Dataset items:

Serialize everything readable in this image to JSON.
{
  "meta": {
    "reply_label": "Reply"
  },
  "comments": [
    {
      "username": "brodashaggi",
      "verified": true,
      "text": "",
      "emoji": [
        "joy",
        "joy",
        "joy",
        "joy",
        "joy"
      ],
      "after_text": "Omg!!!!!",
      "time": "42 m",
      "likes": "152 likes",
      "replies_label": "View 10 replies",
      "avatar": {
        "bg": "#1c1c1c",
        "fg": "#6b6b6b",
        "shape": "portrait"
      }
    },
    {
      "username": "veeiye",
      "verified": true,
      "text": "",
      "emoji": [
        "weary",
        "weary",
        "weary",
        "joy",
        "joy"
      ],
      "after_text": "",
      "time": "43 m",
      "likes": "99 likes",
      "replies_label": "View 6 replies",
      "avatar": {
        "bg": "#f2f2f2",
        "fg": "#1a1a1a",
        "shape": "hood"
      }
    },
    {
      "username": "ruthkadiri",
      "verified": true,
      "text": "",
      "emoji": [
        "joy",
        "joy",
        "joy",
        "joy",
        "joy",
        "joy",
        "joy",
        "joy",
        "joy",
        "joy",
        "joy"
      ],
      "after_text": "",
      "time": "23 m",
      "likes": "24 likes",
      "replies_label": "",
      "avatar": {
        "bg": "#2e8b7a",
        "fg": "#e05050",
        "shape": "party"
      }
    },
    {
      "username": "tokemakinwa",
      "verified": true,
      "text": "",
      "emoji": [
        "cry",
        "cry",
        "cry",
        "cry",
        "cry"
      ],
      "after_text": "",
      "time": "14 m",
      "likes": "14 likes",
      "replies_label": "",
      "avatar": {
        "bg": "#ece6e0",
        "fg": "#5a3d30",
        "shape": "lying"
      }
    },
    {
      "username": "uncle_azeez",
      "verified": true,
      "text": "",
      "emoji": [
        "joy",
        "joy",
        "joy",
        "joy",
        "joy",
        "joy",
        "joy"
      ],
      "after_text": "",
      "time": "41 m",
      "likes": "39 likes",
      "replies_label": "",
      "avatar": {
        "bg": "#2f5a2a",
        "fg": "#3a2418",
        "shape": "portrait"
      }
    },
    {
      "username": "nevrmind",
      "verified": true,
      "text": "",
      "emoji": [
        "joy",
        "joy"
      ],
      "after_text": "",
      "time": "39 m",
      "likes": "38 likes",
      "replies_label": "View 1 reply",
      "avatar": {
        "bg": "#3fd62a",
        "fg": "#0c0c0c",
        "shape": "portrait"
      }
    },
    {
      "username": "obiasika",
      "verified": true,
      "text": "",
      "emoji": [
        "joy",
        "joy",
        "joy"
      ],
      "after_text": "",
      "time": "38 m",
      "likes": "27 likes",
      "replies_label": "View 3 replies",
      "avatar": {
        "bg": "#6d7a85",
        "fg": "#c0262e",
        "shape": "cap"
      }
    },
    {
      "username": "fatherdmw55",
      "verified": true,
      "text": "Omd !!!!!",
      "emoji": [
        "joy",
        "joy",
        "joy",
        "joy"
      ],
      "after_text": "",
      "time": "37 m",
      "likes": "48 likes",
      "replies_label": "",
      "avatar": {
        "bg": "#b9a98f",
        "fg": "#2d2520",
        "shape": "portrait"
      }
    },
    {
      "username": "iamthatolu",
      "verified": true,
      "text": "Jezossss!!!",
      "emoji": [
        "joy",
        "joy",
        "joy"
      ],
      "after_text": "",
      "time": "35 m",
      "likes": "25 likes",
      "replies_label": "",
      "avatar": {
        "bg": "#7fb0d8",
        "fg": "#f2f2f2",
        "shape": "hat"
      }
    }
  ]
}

* * *

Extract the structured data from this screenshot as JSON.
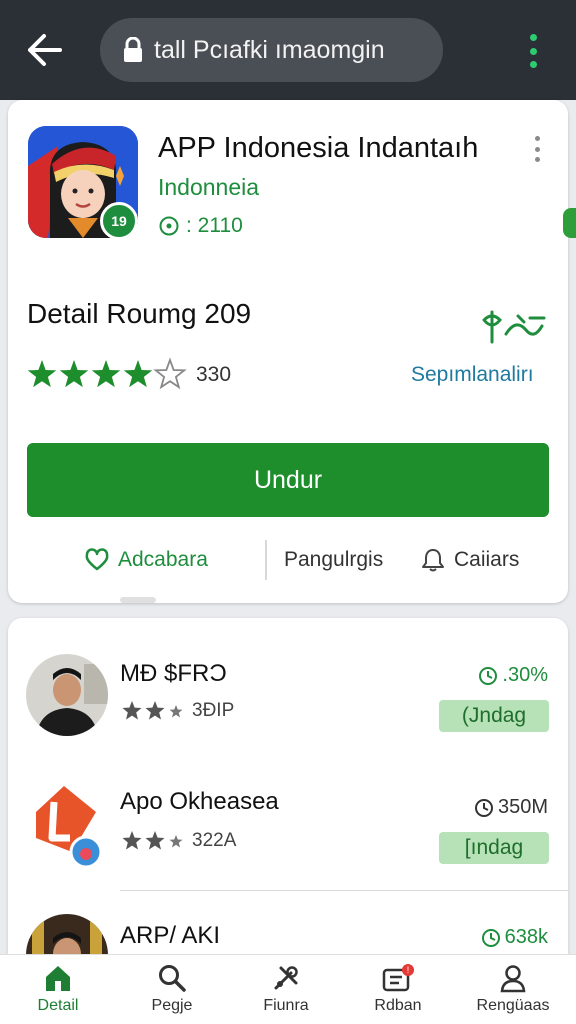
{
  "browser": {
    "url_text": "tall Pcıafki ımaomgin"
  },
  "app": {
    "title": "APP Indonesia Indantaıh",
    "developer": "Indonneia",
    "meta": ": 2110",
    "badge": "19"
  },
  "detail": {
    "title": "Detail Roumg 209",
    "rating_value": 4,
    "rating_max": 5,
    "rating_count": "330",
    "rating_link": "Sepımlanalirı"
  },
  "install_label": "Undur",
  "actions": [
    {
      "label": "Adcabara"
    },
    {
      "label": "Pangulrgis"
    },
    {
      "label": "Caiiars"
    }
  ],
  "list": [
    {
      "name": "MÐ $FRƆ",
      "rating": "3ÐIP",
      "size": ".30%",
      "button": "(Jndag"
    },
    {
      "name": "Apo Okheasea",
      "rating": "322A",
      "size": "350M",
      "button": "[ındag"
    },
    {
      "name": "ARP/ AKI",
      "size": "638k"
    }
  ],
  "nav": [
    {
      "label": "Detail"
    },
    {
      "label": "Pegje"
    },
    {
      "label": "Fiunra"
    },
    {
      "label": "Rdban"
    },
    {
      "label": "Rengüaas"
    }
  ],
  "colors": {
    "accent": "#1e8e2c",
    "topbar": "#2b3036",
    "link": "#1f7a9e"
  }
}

==

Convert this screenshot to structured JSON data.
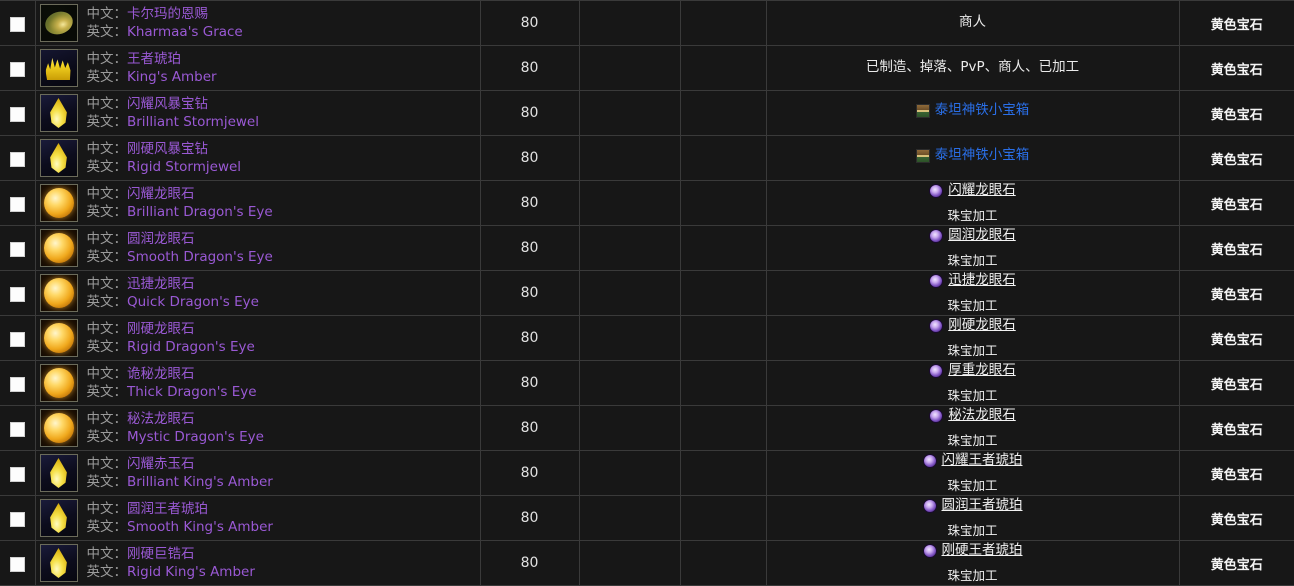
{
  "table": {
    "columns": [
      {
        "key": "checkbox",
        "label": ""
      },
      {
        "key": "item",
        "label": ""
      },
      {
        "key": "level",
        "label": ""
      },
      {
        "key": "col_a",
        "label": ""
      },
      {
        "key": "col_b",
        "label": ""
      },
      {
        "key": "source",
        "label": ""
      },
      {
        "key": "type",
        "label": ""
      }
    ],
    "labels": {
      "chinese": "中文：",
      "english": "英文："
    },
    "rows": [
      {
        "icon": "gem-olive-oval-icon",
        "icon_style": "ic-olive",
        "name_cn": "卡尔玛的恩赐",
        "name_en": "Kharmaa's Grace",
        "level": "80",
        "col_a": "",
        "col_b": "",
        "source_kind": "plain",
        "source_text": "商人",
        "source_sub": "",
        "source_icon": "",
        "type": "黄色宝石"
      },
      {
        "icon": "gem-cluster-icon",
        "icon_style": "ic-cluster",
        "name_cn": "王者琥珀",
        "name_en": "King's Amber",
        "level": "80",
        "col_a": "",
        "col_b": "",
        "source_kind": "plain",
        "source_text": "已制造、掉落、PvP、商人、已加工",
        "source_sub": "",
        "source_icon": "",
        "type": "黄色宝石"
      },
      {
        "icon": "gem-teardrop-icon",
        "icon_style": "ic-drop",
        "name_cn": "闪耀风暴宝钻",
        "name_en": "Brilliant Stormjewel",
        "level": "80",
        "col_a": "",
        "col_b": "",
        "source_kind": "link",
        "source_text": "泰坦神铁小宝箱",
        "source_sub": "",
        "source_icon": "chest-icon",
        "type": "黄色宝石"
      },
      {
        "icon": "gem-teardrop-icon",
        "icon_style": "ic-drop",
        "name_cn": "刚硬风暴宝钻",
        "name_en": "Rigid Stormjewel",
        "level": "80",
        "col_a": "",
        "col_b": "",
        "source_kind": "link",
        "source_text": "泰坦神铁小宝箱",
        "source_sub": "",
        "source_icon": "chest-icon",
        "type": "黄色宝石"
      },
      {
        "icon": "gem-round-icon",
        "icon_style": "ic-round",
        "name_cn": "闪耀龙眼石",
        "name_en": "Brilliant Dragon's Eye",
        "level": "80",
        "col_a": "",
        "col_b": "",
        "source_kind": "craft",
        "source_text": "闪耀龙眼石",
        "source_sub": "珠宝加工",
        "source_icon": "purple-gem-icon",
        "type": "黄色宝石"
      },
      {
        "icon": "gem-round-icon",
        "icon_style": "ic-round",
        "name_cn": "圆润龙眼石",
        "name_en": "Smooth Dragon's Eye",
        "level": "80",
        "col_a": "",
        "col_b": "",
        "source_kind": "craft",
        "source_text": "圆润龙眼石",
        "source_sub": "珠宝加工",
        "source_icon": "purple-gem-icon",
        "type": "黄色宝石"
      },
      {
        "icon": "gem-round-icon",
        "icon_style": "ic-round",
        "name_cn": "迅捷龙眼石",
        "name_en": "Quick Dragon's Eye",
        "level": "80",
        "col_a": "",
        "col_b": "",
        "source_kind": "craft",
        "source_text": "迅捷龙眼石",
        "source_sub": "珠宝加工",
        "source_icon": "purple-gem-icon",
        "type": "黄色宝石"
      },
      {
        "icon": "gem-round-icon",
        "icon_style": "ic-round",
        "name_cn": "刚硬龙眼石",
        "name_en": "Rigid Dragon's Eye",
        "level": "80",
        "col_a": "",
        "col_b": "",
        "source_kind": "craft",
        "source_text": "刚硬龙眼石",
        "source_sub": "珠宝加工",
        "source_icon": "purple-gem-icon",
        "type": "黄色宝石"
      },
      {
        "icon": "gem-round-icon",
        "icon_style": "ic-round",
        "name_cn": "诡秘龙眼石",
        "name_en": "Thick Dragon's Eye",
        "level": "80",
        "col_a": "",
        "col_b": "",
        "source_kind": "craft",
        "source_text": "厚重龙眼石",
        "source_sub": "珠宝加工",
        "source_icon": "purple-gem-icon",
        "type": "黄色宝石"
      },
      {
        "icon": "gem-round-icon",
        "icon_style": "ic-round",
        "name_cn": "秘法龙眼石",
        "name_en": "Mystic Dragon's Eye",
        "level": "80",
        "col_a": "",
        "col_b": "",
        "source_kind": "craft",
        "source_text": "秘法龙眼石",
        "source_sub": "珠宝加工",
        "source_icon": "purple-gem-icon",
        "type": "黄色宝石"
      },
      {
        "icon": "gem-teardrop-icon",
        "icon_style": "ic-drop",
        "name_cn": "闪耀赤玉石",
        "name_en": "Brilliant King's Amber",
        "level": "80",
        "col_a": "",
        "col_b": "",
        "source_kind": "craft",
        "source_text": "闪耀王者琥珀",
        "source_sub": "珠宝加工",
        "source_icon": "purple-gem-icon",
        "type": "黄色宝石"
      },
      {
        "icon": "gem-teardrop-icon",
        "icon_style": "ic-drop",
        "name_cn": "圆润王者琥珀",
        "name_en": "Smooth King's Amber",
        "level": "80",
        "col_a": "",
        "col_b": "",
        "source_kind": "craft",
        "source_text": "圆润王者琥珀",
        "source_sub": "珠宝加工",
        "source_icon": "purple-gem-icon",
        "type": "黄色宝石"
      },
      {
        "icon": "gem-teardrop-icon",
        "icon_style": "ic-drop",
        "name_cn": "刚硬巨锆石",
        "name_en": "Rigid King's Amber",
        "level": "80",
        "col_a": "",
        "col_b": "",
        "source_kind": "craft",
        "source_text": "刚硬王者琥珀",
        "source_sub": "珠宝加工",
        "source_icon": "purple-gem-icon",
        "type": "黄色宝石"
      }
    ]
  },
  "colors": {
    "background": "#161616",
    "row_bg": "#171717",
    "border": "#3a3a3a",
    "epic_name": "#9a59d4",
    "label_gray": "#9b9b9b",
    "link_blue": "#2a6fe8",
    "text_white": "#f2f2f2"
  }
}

What you have to do:
Gather, from the listing above, every line carrying the word "cluster".

Solution below:
        "icon": "gem-cluster-icon",
        "icon_style": "ic-cluster",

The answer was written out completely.